Exercise task
Resume the passage on complicity and group criminal offenses, writing on from its final sentence.
** START Selected text **
Despite the fact that the criminal legislator resolved these issues in 1997, the position of scientists who divide the group criminal offense and the complicity has not been changed. Thus, according to the opinion of A.A. Ter-Akopov the current Criminal Code divides two types of joint complicity: a group criminal offense and a criminal offense, committed with accomplices. His conclusion is based on the Art. 35 of the Criminal Code of Russian Federation defining collective criminal offenses, where the activity of members of  the group known as the complicity in the criminal offense. This according to the author’s viewpoint means that they jointly exercise the objective element of a crime [3; 213]. It is difficult to share this authors’ position, because in this case, how to be with the p. 2 of the Art. 31 of the Criminal Code of the Republic of Kazakhstan which also speaks about the complicity in a criminal offense, where the objective element can be performed by not all members of the group? In addition, what then is meant by the participation in a criminal offense in the Art. 27 of the Criminal Code of the Republic of Kazakhstan, where concept of complicity is defined. The author replacing the concept of complicity with the concept of joint committing of the criminal offense and proposing two of these kinds of joint committing criminal acts (joint participation and complicity), did not explain what to understand as complicity in the crime. From our point of view, criminal offenses committed by a group of persons, should be considered only within the framework of complicity.

There is the viewpoint in the literature, according to which the legislative formulations are inaccurate, «the same act committed by a group of persons», «a group of persons by previous concert» or «organized group» [4; 258]. We suggest that a criminal offense is committed yet by a group of persons, group of persons by previous concert, an organized group, a criminal community, etc., since it is based on the law (Art. 31 of the Criminal Code of the Republic of Kazakhstan). Undoubtedly, that each accomplice is individually responsible and therefore not accidently that in the p. 3 of p. 1 of the Art. 54 of the Criminal Code of the Republic of Kazakhstan (circumstances, aggravating criminal responsibility and punishment) is said about liability for criminal offense, for example, as a part of a group of persons, a group of persons by previous concert, criminal group.
** END Selected text **
** START Stored data **
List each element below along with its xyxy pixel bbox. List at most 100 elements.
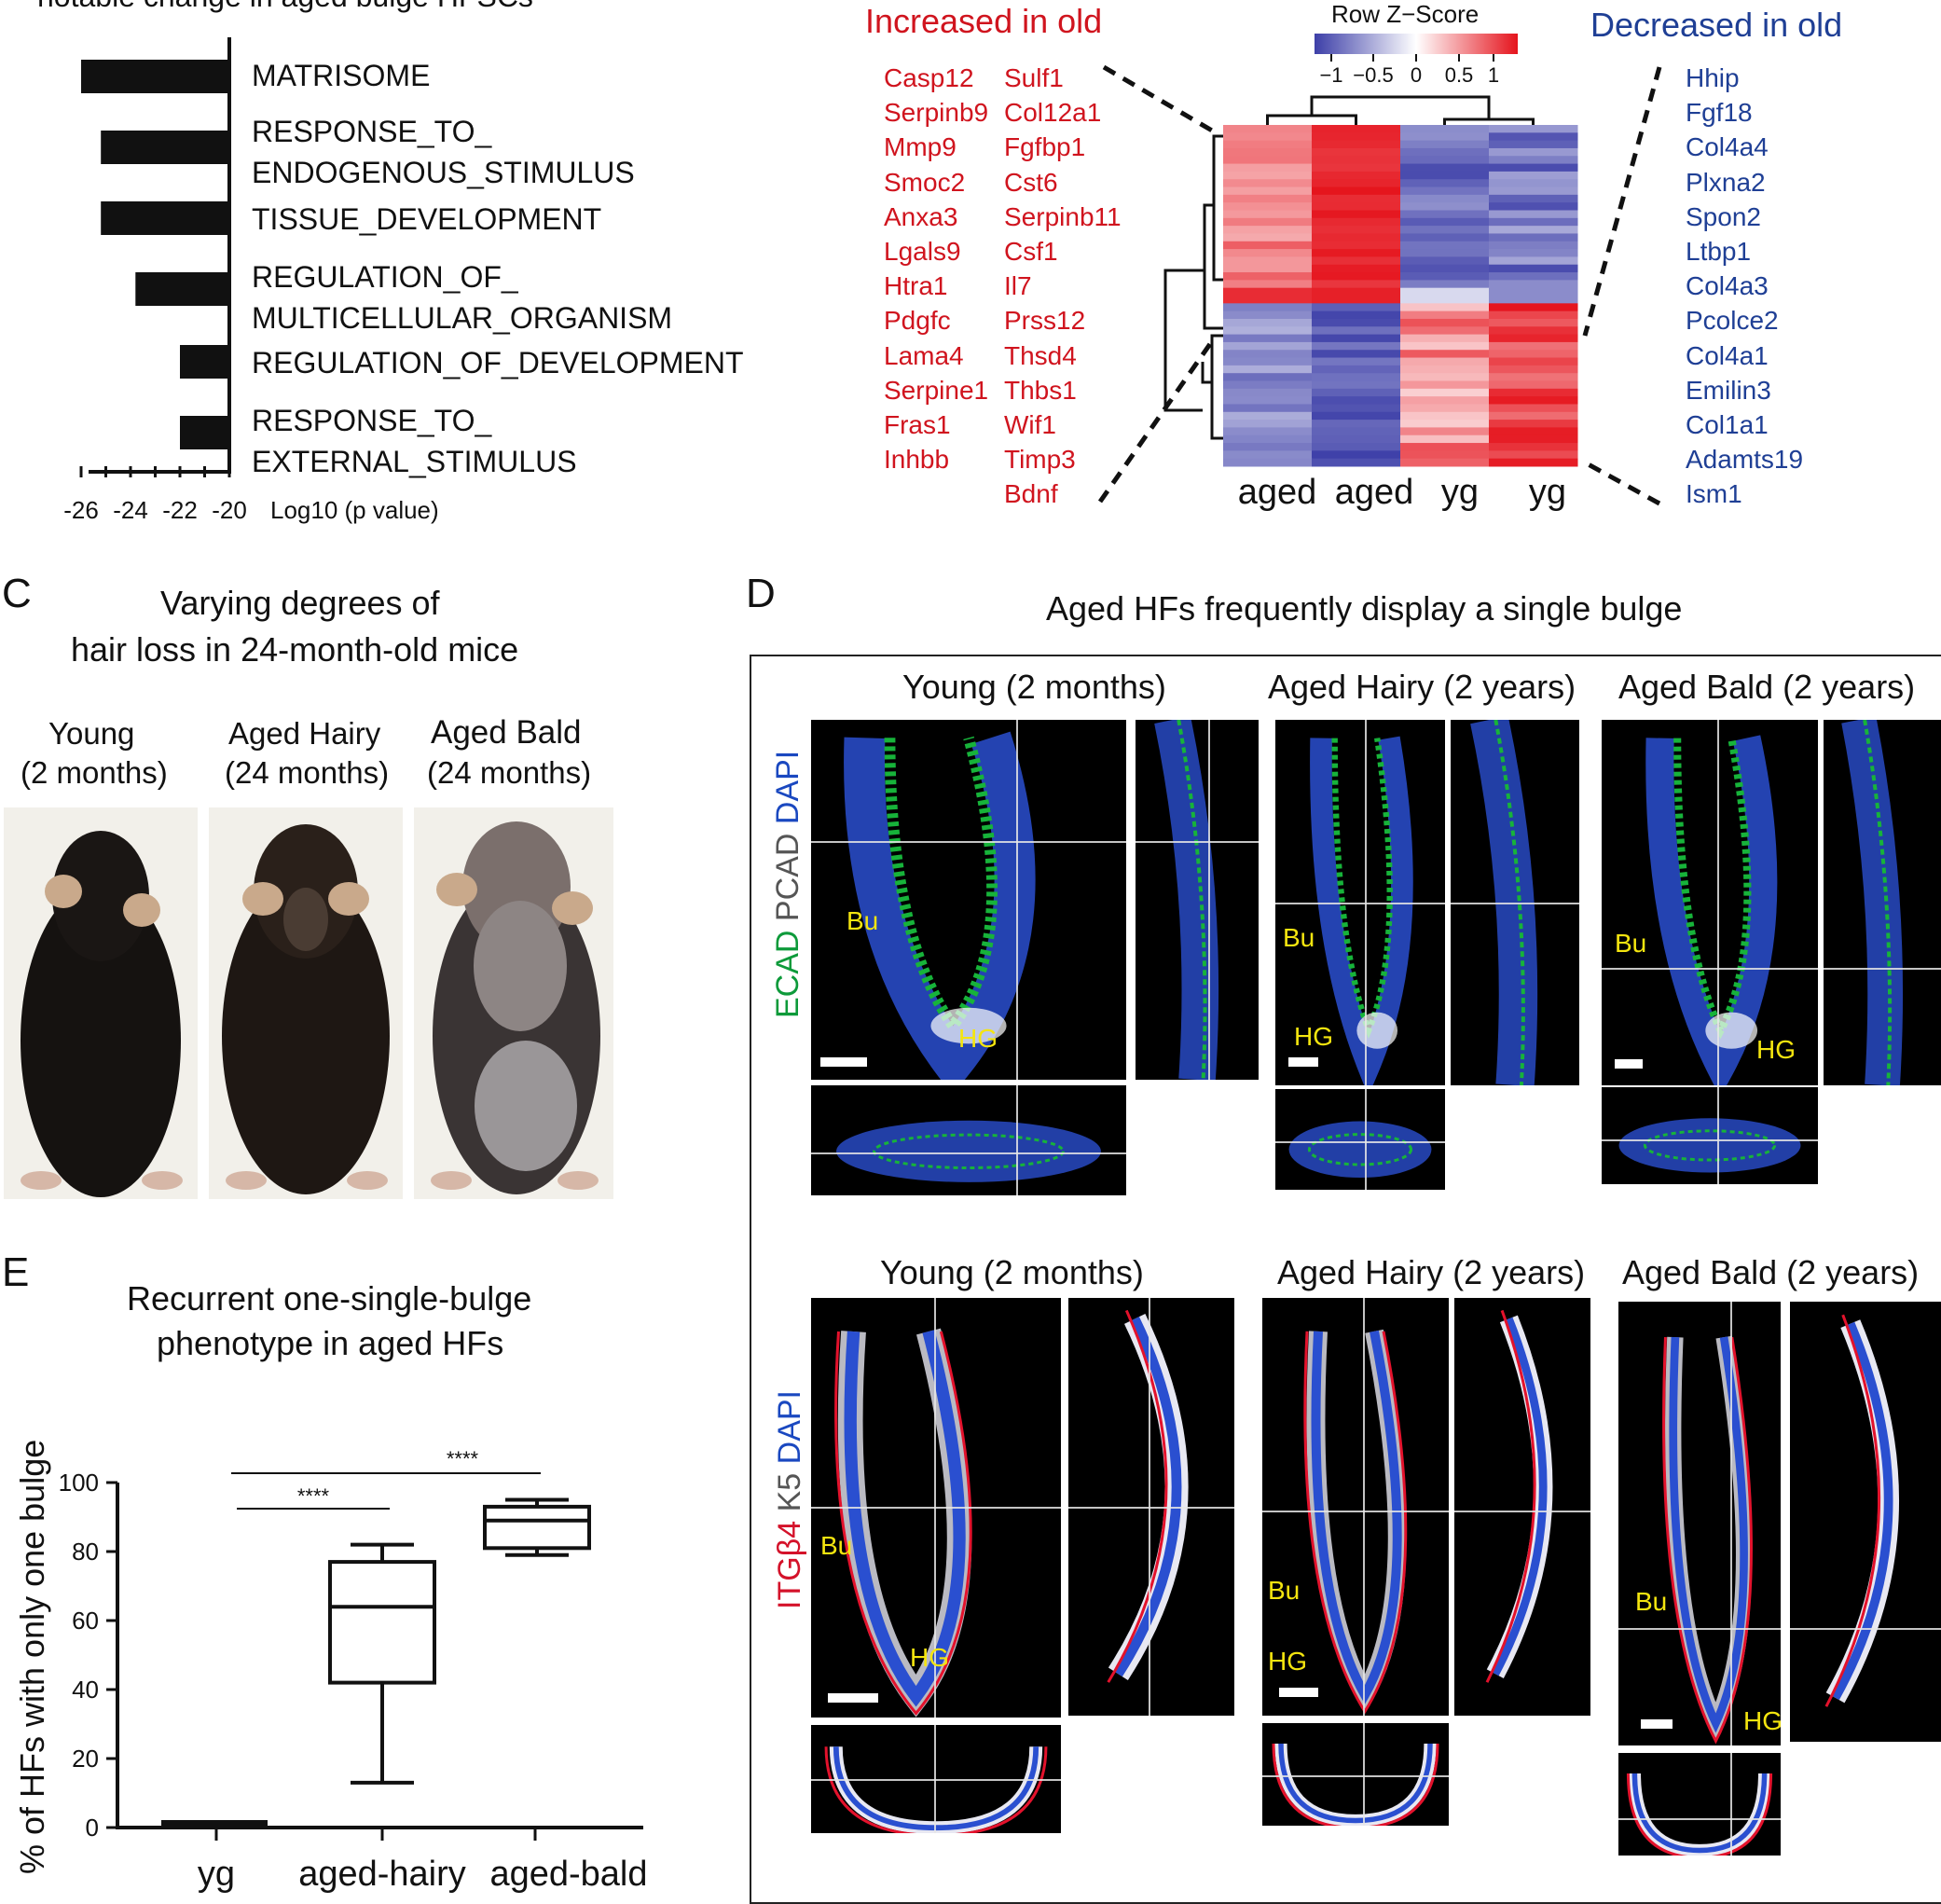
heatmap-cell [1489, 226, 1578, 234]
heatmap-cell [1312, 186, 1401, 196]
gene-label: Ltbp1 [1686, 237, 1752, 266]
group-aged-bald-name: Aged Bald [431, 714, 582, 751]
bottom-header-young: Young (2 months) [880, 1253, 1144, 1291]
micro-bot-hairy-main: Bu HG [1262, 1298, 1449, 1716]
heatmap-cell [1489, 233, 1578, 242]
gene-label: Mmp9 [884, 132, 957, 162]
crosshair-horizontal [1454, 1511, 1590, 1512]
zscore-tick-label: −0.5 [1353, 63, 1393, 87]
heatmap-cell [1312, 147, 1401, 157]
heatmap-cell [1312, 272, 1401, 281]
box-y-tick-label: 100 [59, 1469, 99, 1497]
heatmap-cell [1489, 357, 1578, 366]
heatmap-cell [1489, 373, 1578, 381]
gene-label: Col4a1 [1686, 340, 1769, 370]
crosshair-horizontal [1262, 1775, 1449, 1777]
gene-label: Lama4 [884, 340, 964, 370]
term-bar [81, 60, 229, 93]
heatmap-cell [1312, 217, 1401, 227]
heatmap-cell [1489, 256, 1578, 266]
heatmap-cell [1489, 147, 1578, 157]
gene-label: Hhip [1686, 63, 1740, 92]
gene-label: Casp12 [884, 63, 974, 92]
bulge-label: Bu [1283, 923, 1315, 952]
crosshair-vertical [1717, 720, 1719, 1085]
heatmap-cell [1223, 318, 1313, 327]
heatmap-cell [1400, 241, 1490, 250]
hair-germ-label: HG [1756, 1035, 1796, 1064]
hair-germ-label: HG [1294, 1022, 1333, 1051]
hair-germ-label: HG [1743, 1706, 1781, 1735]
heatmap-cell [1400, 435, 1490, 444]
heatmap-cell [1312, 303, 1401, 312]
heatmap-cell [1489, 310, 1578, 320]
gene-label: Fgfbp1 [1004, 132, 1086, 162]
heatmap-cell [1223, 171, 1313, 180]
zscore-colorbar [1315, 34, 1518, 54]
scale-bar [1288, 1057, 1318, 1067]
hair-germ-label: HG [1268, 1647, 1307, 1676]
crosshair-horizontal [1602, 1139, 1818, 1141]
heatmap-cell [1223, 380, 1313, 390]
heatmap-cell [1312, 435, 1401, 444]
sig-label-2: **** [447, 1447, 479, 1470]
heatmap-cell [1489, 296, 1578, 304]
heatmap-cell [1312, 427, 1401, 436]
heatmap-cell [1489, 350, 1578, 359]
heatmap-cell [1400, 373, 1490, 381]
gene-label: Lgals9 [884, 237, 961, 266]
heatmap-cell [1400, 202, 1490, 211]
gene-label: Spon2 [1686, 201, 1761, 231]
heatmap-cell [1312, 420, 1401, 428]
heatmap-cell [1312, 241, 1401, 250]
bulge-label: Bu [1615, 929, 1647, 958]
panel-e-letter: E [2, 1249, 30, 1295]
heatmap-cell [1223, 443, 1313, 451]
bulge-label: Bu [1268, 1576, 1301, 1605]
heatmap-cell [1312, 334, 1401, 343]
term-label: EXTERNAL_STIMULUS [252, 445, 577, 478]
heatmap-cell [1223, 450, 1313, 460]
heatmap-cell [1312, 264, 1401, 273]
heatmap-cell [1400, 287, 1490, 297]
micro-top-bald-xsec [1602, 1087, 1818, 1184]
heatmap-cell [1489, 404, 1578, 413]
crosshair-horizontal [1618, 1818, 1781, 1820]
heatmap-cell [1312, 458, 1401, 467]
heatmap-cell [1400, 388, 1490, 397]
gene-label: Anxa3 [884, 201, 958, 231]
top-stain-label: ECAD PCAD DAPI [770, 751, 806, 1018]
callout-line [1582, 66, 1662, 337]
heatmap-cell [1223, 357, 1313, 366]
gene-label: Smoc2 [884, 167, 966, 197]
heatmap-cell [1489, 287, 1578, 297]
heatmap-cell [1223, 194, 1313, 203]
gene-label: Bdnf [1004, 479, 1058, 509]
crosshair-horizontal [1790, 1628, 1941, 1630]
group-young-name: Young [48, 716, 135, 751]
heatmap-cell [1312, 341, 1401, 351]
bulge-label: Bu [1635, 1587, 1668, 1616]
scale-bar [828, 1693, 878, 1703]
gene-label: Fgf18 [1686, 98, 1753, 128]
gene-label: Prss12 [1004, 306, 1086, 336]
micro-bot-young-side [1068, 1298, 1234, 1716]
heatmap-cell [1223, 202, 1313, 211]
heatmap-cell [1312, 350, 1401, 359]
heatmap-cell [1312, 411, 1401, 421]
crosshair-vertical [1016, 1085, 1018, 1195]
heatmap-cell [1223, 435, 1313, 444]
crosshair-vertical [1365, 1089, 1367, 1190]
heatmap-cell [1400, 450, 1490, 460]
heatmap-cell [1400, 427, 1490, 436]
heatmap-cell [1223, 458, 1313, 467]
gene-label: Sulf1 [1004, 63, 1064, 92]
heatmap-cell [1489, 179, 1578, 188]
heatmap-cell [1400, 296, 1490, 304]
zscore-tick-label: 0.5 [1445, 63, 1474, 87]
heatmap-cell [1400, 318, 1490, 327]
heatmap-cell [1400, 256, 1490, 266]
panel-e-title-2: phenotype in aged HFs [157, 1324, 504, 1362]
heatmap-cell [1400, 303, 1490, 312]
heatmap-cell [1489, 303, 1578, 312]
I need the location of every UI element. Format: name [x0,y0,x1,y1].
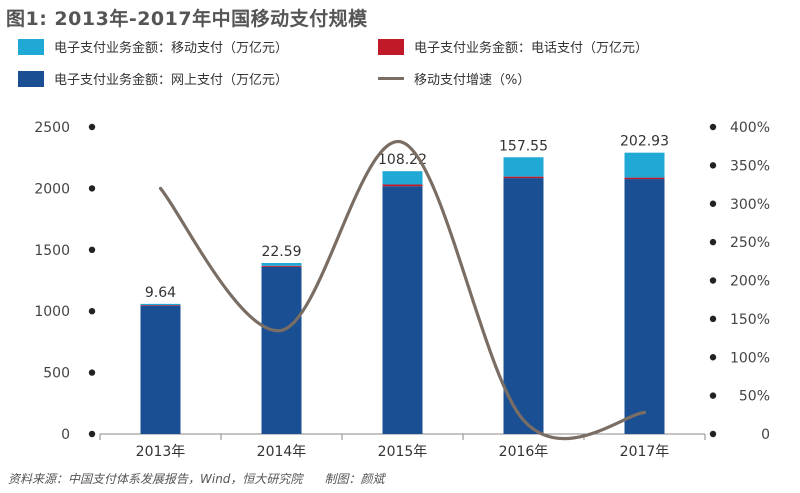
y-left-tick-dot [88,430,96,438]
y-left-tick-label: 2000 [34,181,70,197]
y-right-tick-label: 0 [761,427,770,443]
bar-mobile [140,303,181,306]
** END Stored data **
In response
Certain Russian scientists in different periods have criticized current title of the Article 35 of the Criminal Code of Russian Federation «Committing crime by a group of persons, a group of persons by previous concert, an organized group or criminal community (criminal organization)», considering it is quite cumbersome. They suggested calling it differently, for example, «Forms of complicity» because it establishes the classification of complicity in the forms [5; 283]. Thus, it seems to us incorrect and the approach of the Kazakhstan legislator, who renamed the Art. 31 of the Criminal Code of the Republic of Kazakhstan. The cumbersome title of the latter, in our opinion, not entirely corresponds to its content. It is obvious that legislator came to this decision because of the fact that the p. 3 and 4 of this Article regulates the issues of liability for organizing and participating in a criminal group.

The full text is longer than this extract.